For the entries that follow, tally the lines holding the string "jogszabályok". Give the total and nothing else.
┌──
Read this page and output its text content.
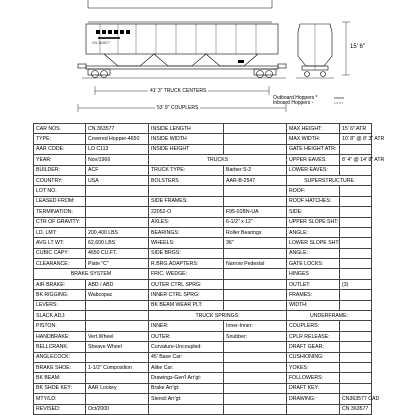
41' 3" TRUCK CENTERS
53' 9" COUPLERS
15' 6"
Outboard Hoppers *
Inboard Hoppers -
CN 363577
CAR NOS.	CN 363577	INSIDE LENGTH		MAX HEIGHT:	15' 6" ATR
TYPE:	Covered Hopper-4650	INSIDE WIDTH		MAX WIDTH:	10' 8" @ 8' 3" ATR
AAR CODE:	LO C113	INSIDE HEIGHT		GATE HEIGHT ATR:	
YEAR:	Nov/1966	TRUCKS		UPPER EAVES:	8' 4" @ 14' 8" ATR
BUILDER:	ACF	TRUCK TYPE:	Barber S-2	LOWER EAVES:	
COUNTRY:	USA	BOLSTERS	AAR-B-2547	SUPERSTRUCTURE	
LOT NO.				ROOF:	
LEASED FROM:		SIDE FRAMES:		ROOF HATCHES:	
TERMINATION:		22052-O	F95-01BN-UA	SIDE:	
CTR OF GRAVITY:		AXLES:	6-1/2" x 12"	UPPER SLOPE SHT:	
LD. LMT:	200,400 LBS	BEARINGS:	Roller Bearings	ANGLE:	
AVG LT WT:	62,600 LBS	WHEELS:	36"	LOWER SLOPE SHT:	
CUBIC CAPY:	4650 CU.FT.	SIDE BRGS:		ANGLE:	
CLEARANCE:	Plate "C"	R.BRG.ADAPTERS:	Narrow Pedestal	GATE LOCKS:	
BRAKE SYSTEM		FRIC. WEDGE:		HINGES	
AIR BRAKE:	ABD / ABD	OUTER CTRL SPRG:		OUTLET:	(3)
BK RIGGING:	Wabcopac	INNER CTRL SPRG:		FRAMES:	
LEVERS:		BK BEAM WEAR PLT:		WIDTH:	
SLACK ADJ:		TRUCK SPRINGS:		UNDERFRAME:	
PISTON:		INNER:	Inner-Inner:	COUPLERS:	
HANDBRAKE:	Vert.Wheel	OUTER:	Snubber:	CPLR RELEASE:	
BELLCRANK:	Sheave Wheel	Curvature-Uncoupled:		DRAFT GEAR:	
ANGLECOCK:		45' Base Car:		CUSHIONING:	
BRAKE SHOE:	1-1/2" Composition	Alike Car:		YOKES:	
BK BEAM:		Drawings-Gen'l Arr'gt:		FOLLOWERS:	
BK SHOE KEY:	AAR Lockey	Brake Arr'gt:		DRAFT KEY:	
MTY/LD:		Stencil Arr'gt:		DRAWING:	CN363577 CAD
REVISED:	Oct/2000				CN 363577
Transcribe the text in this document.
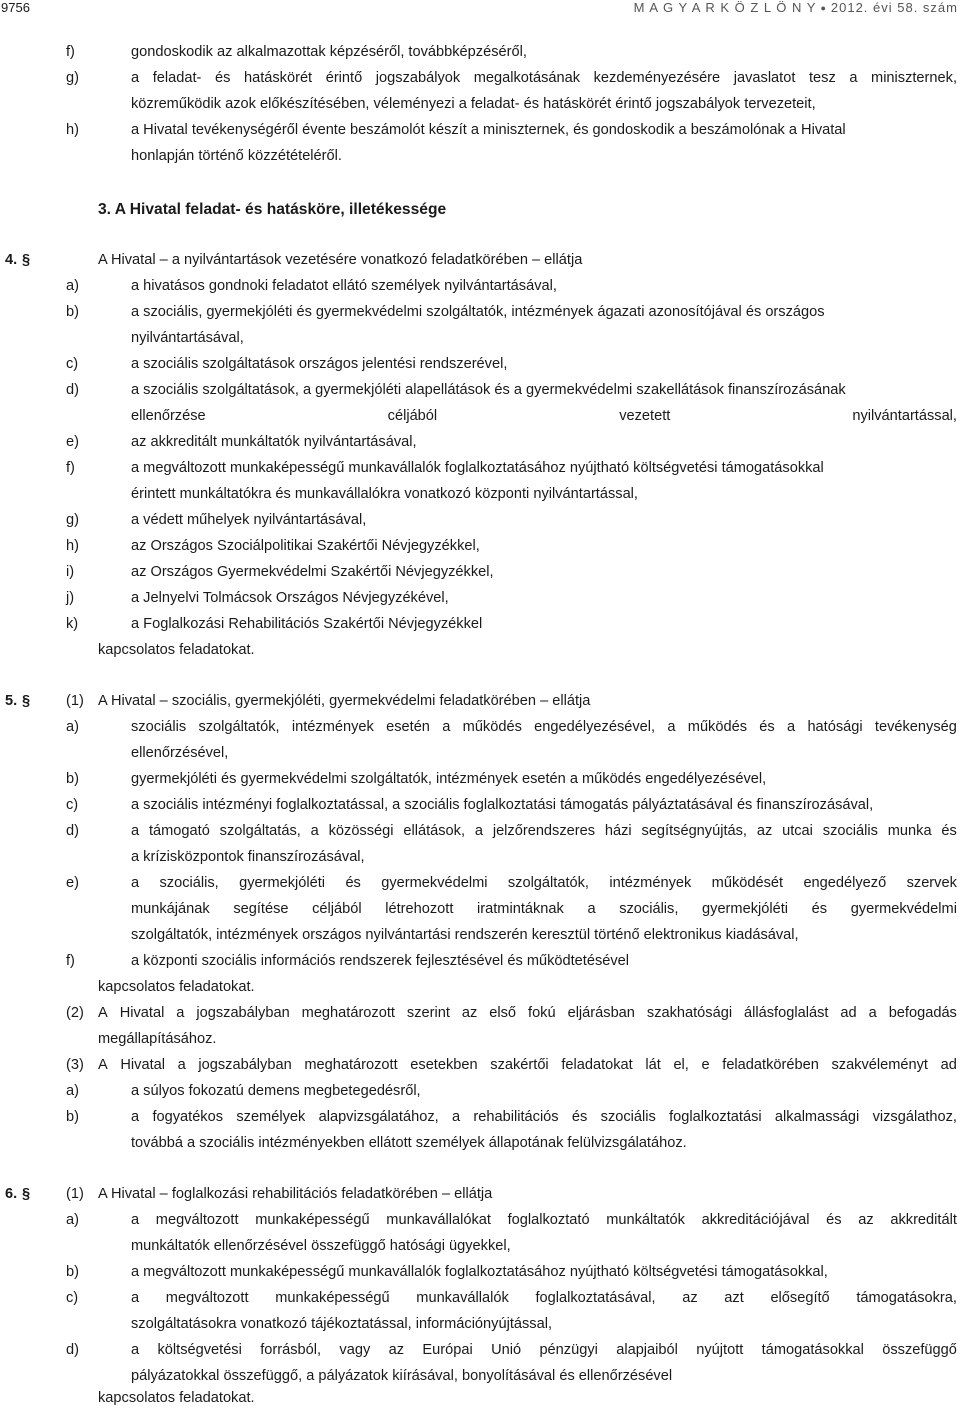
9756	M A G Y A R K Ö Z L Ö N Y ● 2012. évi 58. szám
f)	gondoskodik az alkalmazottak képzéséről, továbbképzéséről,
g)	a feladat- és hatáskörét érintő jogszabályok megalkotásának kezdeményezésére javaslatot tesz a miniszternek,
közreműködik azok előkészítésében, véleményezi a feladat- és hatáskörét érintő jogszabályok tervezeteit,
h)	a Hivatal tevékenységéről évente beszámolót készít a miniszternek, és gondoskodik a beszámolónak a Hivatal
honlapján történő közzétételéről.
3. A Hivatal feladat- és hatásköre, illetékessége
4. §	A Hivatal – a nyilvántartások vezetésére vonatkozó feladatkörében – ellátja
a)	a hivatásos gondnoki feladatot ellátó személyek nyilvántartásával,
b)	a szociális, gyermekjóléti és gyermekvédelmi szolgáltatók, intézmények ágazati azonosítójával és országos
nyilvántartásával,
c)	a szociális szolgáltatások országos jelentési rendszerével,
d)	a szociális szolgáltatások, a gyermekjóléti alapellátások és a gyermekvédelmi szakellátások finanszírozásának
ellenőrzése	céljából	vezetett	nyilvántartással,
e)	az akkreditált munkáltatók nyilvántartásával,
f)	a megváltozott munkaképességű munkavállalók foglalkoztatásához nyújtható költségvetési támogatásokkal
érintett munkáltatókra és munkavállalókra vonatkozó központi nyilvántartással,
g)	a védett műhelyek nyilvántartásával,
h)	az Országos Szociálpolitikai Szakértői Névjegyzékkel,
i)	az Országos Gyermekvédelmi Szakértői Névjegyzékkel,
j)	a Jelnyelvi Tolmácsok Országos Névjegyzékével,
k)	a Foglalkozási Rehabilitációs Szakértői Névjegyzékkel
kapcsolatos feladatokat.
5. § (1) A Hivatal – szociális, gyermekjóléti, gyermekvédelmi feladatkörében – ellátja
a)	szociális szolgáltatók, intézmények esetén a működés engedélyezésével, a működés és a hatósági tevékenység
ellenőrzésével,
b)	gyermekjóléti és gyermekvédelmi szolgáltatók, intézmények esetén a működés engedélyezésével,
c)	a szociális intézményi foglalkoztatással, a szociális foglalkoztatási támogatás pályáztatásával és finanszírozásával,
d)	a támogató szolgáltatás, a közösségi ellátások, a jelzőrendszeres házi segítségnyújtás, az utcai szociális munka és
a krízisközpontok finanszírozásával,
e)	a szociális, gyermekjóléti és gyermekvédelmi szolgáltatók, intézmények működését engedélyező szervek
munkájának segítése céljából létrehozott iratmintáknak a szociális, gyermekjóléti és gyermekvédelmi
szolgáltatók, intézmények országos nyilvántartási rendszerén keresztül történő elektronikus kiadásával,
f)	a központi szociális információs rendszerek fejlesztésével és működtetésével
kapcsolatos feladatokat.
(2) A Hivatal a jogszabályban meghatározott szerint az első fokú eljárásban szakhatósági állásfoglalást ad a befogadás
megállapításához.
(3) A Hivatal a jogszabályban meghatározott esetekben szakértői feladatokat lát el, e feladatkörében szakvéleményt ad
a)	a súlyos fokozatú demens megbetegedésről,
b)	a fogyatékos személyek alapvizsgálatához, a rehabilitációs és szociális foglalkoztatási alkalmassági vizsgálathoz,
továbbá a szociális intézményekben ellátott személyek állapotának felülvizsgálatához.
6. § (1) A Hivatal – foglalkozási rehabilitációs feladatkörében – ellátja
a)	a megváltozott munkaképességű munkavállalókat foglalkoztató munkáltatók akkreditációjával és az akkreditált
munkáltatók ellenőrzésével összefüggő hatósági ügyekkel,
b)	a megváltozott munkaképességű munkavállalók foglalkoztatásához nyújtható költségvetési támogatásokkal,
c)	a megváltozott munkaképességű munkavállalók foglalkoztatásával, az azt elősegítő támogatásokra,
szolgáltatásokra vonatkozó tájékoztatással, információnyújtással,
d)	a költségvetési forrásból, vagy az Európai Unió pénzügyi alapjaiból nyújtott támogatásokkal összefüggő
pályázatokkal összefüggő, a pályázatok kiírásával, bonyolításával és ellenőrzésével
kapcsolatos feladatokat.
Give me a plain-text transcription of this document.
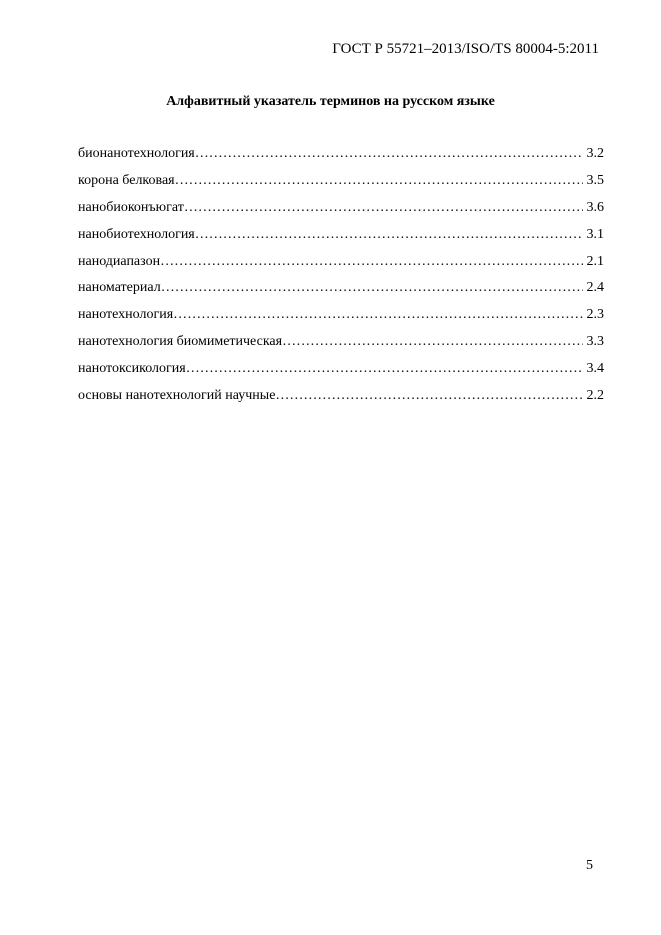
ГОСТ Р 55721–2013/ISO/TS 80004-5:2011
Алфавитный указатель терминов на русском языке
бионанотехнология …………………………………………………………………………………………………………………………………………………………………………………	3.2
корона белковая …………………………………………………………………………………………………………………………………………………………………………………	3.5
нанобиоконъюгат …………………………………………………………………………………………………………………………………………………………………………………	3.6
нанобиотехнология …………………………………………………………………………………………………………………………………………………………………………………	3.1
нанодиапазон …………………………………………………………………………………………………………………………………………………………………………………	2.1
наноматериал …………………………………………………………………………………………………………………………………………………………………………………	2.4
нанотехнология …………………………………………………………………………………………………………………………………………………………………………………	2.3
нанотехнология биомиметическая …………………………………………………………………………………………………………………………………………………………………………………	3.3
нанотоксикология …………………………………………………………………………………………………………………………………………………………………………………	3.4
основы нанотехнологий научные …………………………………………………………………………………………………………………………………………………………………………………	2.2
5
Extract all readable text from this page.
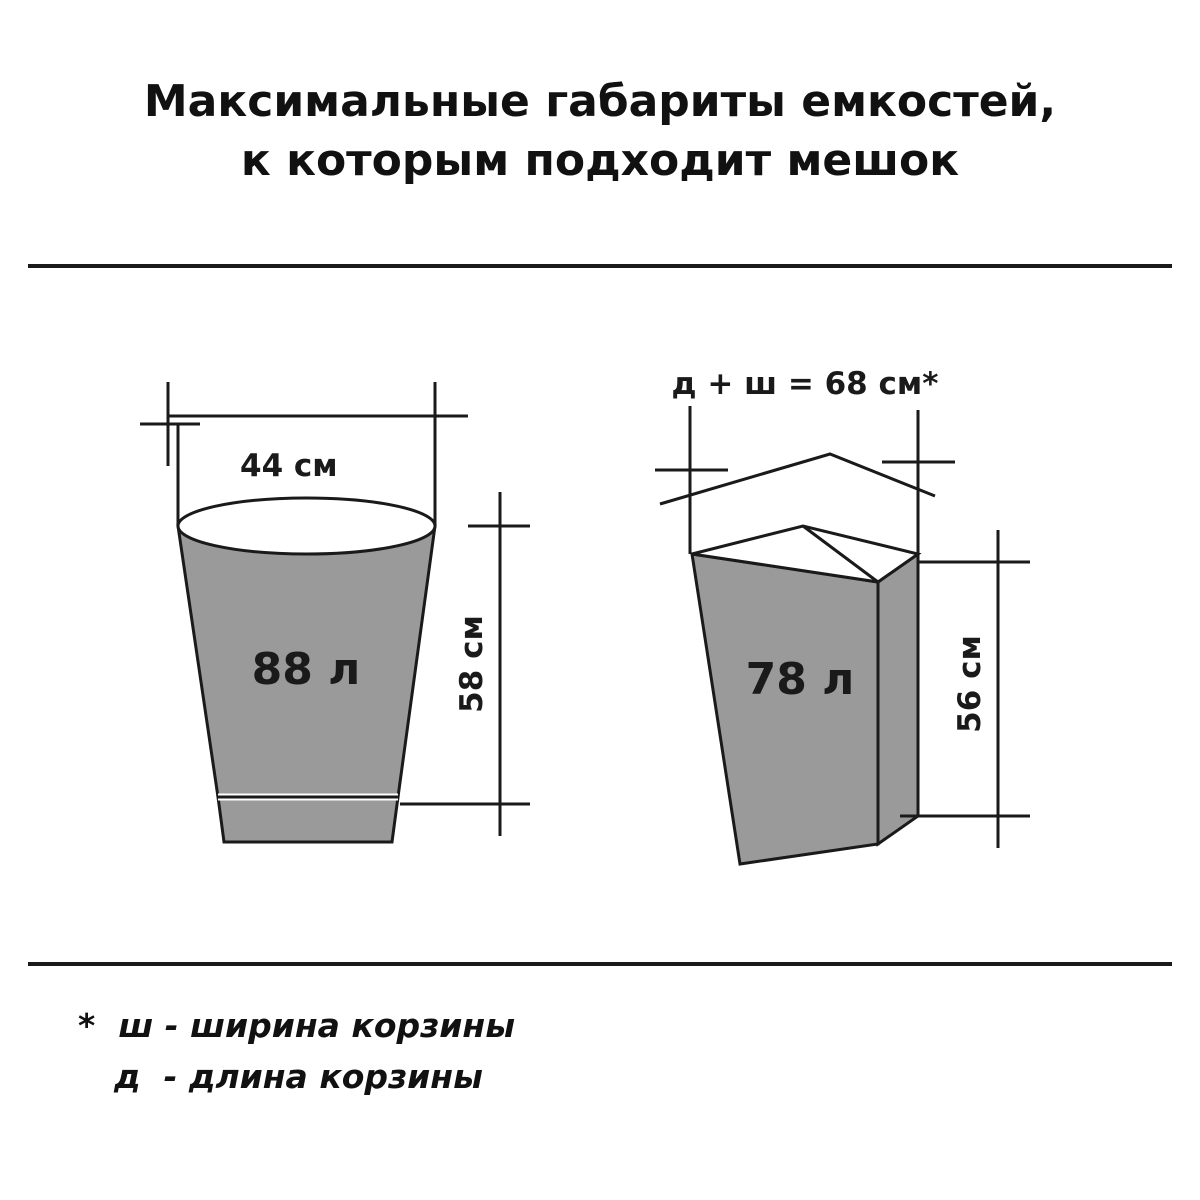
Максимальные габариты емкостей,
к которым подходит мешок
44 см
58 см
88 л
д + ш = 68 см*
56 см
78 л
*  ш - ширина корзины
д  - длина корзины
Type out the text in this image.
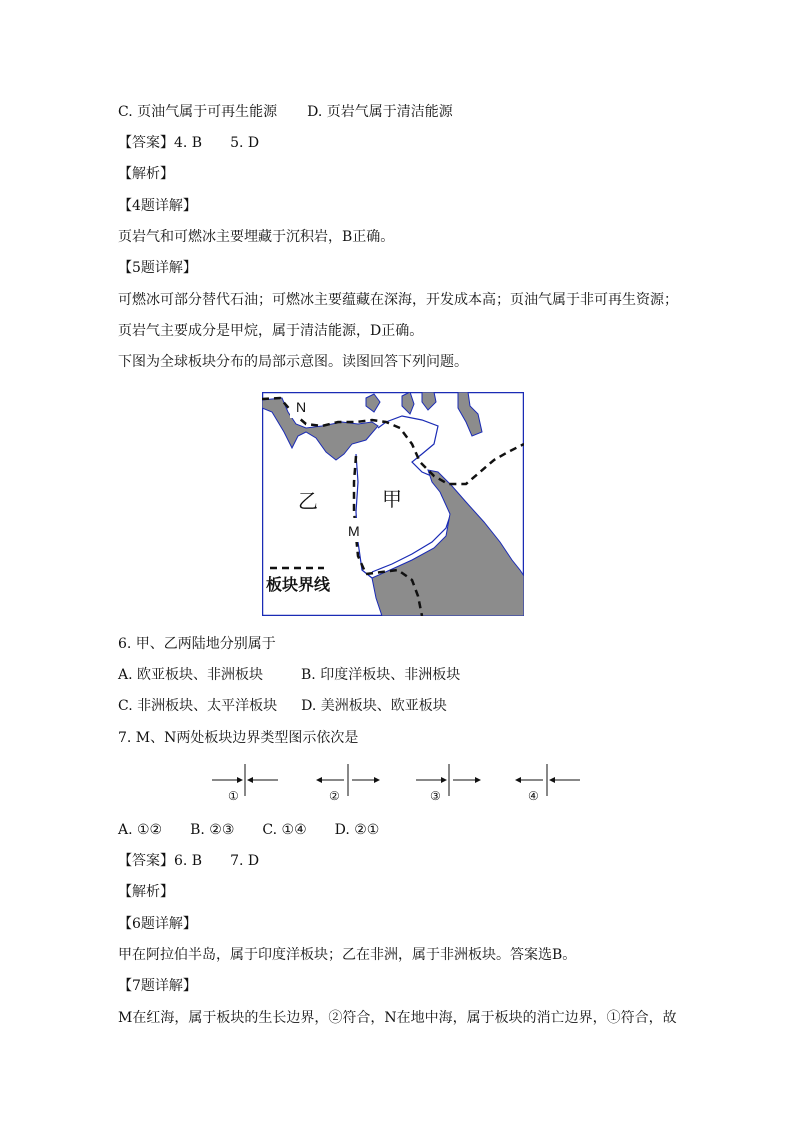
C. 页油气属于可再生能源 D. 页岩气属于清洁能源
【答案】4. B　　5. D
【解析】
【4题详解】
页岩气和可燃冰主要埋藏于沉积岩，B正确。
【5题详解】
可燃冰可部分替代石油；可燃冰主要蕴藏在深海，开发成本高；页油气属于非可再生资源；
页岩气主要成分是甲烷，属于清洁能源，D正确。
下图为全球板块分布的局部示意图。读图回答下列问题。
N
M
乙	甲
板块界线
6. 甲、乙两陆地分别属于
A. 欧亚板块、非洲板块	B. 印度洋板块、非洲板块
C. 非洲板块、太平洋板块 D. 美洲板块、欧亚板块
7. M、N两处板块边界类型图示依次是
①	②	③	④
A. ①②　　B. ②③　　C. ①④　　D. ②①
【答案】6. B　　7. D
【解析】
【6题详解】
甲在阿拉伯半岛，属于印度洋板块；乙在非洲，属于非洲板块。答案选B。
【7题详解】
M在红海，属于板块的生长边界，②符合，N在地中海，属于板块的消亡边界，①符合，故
└──
▸ **RESULT OF THIS EXERCISE**: 2